§ Exercise objective
Show every line containing "Jackson" by copying it.

§ Records for this task
***

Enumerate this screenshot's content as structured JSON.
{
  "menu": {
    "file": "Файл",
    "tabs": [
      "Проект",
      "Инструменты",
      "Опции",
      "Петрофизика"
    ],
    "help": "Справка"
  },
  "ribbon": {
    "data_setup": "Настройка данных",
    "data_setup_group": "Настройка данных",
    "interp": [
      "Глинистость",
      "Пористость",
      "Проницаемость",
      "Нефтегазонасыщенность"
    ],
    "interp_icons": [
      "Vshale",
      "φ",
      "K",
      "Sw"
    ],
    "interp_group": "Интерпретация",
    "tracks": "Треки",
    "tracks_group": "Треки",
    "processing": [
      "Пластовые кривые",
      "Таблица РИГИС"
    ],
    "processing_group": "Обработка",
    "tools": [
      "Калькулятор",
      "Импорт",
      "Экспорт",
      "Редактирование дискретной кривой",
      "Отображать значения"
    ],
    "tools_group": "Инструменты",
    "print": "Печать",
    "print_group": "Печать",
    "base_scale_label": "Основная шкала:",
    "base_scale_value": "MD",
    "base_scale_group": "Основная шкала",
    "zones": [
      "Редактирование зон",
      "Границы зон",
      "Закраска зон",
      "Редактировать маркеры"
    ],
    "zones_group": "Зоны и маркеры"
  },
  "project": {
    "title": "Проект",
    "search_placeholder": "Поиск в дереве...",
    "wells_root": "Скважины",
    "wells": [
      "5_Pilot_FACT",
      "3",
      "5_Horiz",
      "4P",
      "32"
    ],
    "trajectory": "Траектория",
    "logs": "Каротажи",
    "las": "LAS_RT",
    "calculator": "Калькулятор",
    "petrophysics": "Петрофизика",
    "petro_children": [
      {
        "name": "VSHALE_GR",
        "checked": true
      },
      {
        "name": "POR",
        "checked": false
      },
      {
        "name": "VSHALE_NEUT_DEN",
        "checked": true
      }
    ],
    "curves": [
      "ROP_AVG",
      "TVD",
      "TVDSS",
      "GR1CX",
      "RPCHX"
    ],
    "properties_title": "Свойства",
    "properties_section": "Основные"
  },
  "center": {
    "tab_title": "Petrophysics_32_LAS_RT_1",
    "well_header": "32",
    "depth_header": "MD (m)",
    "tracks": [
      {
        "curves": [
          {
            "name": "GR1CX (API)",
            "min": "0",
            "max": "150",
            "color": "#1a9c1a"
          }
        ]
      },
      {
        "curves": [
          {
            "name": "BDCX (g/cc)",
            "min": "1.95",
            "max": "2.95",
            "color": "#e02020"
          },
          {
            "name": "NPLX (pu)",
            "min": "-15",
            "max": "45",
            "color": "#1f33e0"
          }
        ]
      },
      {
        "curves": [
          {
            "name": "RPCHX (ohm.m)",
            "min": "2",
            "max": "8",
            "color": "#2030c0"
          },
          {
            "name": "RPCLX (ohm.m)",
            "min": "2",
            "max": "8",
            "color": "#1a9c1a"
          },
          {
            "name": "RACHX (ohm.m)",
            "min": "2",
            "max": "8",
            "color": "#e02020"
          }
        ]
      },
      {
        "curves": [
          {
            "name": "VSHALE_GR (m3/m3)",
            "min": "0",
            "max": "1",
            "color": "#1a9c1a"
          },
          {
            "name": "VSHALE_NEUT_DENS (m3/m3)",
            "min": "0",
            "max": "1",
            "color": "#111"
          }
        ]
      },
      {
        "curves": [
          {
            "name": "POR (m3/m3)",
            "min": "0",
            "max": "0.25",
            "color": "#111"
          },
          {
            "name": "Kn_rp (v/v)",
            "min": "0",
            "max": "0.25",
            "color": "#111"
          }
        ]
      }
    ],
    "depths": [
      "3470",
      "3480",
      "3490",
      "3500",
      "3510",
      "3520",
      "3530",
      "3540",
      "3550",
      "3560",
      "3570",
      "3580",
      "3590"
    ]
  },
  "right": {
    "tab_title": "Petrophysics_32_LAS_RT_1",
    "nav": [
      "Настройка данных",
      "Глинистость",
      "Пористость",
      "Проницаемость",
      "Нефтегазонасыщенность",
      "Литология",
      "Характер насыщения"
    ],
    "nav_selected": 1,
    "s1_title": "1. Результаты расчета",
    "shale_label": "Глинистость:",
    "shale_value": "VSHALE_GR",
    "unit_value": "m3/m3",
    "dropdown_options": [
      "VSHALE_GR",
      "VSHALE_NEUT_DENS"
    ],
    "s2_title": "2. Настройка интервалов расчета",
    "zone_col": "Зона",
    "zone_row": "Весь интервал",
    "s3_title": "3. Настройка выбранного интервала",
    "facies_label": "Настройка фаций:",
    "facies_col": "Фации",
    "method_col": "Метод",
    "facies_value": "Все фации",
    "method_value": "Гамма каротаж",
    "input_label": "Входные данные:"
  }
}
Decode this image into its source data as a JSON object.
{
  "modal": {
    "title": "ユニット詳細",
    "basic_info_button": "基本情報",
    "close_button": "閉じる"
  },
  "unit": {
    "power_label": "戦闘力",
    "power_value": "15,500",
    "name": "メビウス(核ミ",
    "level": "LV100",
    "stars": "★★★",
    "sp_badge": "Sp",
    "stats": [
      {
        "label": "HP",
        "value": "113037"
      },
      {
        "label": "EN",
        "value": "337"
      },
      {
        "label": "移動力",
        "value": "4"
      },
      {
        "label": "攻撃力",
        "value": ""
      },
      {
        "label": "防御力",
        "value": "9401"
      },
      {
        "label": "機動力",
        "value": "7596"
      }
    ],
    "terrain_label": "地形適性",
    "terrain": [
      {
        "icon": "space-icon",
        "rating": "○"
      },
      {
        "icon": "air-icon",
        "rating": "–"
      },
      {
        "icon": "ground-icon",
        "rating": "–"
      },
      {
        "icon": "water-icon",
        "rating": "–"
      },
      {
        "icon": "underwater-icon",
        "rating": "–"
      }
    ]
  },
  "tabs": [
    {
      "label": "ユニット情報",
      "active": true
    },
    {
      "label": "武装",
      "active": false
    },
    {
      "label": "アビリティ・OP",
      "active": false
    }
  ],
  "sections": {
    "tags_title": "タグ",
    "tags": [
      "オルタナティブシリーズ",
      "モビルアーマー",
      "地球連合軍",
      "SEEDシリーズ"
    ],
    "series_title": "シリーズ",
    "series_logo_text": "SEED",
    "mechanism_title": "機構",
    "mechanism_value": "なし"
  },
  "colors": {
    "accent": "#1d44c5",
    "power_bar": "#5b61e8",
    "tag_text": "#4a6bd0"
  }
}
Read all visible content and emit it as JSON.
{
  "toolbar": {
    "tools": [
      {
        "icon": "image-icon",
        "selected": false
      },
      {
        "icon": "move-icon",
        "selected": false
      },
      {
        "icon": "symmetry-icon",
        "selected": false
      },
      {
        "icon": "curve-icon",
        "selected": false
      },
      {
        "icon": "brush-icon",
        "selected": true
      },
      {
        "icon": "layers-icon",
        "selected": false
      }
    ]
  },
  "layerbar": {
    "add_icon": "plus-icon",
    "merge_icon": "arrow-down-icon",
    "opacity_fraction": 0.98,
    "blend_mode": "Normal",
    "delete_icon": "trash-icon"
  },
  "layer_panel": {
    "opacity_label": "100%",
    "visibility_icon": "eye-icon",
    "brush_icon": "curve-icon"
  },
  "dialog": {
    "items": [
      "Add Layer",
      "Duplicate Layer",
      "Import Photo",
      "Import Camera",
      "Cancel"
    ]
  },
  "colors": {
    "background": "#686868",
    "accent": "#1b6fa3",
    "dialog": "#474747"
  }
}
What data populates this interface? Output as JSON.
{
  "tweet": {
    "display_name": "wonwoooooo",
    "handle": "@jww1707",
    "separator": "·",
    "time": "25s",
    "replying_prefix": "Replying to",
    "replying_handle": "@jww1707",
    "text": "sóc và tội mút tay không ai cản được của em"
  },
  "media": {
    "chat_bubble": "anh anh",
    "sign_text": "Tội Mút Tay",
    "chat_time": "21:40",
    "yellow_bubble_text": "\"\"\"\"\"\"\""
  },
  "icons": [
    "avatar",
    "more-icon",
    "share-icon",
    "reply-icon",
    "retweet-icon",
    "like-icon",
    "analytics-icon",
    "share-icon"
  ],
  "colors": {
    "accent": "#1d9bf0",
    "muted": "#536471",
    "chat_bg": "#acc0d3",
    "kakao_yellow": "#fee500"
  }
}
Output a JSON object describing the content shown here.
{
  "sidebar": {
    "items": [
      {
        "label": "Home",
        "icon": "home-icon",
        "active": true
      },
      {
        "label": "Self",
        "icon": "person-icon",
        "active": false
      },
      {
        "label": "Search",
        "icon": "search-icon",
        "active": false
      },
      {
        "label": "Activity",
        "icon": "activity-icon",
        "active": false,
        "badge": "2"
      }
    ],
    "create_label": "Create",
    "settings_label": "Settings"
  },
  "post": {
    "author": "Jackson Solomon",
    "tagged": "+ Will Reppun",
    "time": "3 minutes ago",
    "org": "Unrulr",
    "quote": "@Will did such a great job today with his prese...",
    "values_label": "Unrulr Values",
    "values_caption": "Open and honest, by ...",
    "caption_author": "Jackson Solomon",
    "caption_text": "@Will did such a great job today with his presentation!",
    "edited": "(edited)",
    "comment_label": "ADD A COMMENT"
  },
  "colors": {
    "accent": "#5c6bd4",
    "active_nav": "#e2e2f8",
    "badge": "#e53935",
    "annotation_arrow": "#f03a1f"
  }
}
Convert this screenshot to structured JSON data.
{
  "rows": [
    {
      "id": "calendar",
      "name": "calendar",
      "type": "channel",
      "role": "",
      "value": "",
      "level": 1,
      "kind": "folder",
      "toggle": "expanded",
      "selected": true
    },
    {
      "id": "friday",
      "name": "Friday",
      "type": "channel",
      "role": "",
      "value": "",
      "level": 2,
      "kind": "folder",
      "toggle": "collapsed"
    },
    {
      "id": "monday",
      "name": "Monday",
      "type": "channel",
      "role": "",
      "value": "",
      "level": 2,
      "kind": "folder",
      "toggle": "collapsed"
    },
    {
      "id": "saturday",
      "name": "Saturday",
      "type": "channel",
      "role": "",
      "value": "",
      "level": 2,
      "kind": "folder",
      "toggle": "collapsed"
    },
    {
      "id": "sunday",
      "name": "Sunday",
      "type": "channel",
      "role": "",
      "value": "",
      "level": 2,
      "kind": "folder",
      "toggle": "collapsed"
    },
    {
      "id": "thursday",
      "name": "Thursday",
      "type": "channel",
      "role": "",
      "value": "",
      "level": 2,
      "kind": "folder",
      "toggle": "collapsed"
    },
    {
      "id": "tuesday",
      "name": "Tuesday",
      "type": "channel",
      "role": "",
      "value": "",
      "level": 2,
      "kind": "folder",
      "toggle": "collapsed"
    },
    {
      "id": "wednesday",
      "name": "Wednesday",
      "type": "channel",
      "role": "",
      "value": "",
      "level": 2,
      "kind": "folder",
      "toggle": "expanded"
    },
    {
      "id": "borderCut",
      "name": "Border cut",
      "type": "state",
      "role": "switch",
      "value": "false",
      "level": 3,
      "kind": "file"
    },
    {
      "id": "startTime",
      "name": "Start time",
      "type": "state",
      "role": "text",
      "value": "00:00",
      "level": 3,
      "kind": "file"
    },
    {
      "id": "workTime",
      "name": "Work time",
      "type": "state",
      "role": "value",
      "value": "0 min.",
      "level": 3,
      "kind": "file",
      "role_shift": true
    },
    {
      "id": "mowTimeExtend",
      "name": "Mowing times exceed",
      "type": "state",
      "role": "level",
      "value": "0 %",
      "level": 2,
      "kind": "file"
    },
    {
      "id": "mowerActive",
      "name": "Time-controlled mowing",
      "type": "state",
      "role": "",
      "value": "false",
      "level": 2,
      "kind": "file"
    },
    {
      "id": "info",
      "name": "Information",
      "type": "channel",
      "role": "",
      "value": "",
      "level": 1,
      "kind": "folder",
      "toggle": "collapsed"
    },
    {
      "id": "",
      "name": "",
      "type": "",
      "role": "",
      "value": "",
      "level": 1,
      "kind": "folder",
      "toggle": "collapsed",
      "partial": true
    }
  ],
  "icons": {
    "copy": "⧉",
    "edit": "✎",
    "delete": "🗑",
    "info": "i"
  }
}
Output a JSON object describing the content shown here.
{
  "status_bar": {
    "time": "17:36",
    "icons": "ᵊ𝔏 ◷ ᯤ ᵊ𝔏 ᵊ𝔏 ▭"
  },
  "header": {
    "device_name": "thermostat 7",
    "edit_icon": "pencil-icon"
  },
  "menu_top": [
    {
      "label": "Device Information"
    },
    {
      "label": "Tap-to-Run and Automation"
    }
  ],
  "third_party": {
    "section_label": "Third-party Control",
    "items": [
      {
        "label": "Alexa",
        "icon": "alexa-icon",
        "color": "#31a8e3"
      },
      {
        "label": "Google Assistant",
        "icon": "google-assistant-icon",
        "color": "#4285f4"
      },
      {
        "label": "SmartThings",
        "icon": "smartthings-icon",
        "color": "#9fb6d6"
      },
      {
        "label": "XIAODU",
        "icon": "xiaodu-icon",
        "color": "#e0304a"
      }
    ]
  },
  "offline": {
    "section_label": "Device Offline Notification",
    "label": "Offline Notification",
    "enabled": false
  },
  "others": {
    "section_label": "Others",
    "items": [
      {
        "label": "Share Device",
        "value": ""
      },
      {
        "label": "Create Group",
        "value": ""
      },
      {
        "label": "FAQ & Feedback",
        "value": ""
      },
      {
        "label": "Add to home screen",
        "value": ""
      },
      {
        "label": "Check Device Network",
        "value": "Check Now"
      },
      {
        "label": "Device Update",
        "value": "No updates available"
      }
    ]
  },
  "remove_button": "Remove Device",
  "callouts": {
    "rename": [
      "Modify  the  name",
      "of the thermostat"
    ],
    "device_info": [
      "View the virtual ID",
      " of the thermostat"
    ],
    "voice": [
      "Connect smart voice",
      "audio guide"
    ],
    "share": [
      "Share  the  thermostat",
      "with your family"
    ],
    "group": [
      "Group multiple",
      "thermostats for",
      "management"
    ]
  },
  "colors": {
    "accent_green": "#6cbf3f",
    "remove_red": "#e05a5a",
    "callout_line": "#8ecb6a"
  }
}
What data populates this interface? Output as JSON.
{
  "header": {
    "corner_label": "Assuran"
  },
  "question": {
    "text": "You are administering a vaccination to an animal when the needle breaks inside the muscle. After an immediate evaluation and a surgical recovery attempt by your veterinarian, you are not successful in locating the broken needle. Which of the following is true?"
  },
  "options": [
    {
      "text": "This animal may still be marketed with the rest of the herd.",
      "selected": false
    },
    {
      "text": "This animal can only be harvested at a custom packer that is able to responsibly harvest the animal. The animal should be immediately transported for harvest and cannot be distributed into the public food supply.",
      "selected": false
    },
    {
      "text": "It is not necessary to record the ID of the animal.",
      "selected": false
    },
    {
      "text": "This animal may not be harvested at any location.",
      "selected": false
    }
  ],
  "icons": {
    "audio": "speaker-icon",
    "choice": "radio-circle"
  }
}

***

§ The output
    "author": "Jackson Solomon",
    "caption_author": "Jackson Solomon",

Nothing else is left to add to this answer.